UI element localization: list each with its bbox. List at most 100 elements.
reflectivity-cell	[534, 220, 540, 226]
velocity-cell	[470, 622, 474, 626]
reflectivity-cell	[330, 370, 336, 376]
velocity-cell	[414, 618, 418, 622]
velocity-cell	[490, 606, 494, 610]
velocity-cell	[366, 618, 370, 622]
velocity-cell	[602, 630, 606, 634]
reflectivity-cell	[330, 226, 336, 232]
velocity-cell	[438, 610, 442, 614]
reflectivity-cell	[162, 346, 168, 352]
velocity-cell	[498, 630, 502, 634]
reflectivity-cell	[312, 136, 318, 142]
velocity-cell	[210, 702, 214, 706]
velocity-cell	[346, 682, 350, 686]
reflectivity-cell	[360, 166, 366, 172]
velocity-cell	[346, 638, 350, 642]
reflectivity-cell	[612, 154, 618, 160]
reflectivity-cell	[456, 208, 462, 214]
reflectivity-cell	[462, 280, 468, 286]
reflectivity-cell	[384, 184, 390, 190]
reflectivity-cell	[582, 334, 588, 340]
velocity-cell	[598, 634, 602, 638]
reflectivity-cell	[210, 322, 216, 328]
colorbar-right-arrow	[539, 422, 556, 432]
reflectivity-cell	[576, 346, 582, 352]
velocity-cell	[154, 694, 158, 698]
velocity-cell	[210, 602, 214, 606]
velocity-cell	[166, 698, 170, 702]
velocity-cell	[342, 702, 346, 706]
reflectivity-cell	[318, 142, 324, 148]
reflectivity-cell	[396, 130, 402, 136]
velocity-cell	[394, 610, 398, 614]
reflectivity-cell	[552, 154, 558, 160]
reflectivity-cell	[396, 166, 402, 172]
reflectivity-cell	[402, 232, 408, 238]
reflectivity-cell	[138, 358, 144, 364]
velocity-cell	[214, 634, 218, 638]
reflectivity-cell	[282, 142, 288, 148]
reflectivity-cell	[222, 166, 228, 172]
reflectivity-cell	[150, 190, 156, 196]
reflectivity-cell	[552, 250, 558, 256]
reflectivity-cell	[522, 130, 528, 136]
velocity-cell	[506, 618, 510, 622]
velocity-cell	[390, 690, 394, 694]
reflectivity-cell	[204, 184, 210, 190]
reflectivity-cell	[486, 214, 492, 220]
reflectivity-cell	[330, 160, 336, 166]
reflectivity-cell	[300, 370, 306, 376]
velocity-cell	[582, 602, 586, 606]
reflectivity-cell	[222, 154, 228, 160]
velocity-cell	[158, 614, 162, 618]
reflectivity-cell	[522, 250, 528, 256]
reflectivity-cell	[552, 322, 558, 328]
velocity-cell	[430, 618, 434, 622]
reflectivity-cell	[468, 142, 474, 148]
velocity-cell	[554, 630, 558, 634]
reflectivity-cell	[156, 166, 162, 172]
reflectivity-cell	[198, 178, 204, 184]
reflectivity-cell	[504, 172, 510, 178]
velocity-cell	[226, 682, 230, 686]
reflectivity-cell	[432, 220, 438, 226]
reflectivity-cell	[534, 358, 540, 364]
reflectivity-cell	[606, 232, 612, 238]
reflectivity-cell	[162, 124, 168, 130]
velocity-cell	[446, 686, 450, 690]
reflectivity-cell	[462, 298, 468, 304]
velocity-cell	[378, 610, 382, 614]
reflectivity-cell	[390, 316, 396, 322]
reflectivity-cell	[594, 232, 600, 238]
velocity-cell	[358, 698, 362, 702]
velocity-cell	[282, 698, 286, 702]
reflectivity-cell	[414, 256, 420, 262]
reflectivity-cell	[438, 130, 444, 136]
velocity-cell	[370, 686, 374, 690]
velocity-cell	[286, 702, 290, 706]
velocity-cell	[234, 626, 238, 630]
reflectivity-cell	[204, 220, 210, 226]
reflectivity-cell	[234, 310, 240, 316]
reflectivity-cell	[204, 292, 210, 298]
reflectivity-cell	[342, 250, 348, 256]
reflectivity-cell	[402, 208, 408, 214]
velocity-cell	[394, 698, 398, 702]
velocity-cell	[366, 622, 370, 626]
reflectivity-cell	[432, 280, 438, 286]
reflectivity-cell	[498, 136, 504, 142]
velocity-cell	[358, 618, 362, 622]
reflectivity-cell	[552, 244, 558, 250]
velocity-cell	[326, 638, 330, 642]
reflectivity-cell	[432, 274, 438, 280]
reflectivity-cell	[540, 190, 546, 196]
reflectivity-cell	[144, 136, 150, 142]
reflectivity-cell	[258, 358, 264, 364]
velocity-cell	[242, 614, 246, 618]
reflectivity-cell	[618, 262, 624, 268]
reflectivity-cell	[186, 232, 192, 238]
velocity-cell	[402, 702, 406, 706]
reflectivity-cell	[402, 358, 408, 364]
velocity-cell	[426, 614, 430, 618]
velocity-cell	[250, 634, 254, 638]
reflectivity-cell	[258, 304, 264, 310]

:::::

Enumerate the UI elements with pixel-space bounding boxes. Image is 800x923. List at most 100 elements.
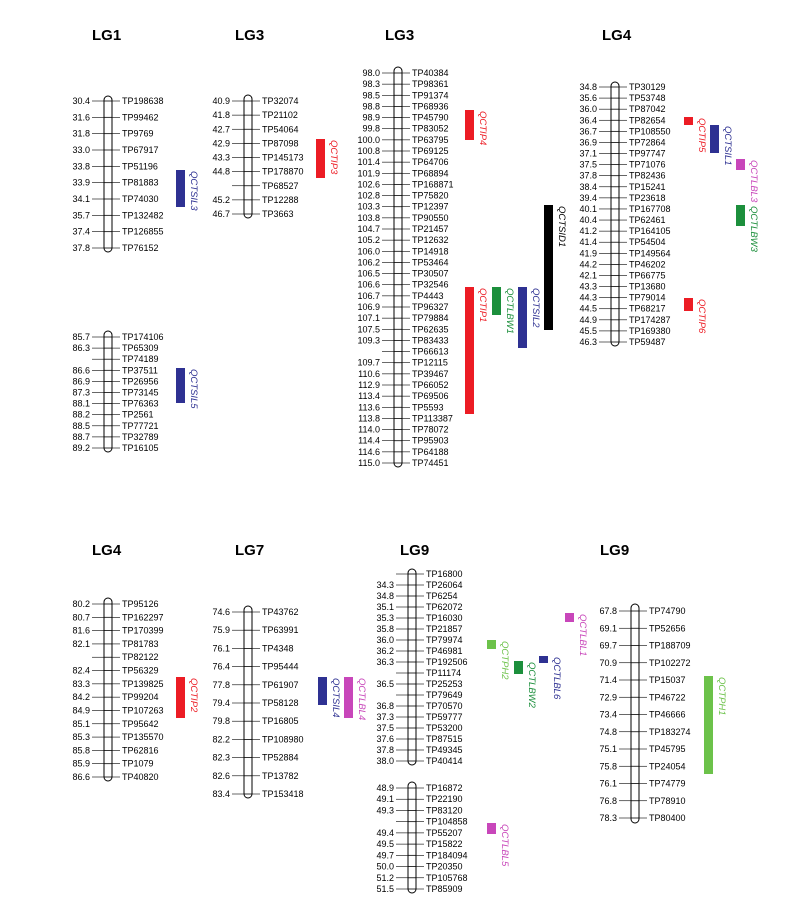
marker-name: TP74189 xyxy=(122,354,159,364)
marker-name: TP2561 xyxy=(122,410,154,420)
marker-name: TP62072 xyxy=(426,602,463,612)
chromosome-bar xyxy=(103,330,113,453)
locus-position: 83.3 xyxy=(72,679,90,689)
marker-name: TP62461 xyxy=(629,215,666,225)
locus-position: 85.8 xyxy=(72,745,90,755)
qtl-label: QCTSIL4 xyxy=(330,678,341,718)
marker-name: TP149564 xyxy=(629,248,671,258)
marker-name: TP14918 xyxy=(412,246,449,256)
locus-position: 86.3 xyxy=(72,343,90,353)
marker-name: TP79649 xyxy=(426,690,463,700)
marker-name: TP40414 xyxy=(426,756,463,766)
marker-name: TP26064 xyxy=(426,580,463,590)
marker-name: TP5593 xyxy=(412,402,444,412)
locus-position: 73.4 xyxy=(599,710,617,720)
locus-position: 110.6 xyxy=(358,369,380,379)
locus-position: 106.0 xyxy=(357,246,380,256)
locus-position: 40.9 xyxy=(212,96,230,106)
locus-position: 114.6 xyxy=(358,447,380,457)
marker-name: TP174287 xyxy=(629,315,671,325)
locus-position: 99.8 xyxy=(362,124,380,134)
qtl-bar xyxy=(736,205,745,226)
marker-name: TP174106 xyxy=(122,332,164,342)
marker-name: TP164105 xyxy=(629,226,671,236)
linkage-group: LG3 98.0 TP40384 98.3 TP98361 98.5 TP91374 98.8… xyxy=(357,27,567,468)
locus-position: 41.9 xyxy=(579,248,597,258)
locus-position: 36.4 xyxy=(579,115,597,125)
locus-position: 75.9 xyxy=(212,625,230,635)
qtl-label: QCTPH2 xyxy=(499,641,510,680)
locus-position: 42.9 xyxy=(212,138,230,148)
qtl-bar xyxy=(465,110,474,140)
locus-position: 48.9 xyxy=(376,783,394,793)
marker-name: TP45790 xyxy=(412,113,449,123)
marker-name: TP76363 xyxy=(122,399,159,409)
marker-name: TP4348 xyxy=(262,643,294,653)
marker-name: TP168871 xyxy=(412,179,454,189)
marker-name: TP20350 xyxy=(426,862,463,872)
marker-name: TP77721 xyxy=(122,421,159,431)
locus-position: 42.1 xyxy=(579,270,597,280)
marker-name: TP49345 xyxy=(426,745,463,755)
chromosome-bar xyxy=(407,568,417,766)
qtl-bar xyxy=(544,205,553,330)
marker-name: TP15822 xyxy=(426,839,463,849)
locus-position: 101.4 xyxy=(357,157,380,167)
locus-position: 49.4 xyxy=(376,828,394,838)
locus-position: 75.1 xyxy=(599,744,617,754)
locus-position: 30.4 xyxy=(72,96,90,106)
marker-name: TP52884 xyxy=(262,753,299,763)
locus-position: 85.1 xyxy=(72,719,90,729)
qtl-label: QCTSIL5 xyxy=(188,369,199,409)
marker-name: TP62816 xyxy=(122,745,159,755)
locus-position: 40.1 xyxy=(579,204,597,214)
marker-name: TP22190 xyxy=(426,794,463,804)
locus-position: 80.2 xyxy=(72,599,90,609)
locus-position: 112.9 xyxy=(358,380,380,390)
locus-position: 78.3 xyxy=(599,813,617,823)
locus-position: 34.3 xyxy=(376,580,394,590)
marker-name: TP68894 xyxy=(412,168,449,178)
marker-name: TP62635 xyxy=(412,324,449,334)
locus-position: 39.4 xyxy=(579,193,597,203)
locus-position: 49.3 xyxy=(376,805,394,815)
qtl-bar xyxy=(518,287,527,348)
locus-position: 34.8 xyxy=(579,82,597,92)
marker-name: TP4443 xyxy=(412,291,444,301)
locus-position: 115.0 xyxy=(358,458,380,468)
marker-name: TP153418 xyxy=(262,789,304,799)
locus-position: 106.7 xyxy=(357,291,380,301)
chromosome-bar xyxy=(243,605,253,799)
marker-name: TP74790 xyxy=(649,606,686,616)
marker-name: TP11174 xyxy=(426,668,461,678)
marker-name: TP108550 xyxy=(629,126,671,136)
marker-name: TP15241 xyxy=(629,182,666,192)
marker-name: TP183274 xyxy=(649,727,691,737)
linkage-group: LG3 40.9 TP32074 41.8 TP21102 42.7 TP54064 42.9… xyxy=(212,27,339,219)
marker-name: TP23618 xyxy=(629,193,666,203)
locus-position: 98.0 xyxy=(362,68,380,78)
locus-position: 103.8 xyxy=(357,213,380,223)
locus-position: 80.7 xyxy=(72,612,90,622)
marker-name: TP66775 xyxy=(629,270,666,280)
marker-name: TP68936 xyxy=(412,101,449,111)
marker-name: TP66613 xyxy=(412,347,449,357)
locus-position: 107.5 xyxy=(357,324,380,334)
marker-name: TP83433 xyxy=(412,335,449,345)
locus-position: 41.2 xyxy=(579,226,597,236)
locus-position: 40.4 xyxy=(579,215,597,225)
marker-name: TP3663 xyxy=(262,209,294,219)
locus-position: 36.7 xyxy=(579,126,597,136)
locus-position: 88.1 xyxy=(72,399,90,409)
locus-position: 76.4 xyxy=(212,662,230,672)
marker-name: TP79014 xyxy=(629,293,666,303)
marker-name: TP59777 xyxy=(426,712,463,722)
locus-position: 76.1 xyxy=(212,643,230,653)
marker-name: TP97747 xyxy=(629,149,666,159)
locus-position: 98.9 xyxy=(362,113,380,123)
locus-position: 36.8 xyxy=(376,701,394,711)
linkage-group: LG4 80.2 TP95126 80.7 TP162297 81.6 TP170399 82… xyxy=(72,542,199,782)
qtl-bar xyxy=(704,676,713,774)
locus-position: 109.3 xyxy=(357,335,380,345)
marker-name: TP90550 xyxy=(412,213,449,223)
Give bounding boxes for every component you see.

:::::

» **Task brief**
Render as a numbered list the lines beginning at the one that contains "UI element localization: list" and ending after the one that contains "618, 370, 622]", leaving out blank lines.

» **Solution to this problem**
1. UI element localization: list each with its bbox. List at most 100 elements.
2. reflectivity-cell	[534, 220, 540, 226]
3. velocity-cell	[470, 622, 474, 626]
4. reflectivity-cell	[330, 370, 336, 376]
5. velocity-cell	[414, 618, 418, 622]
6. velocity-cell	[490, 606, 494, 610]
7. velocity-cell	[366, 618, 370, 622]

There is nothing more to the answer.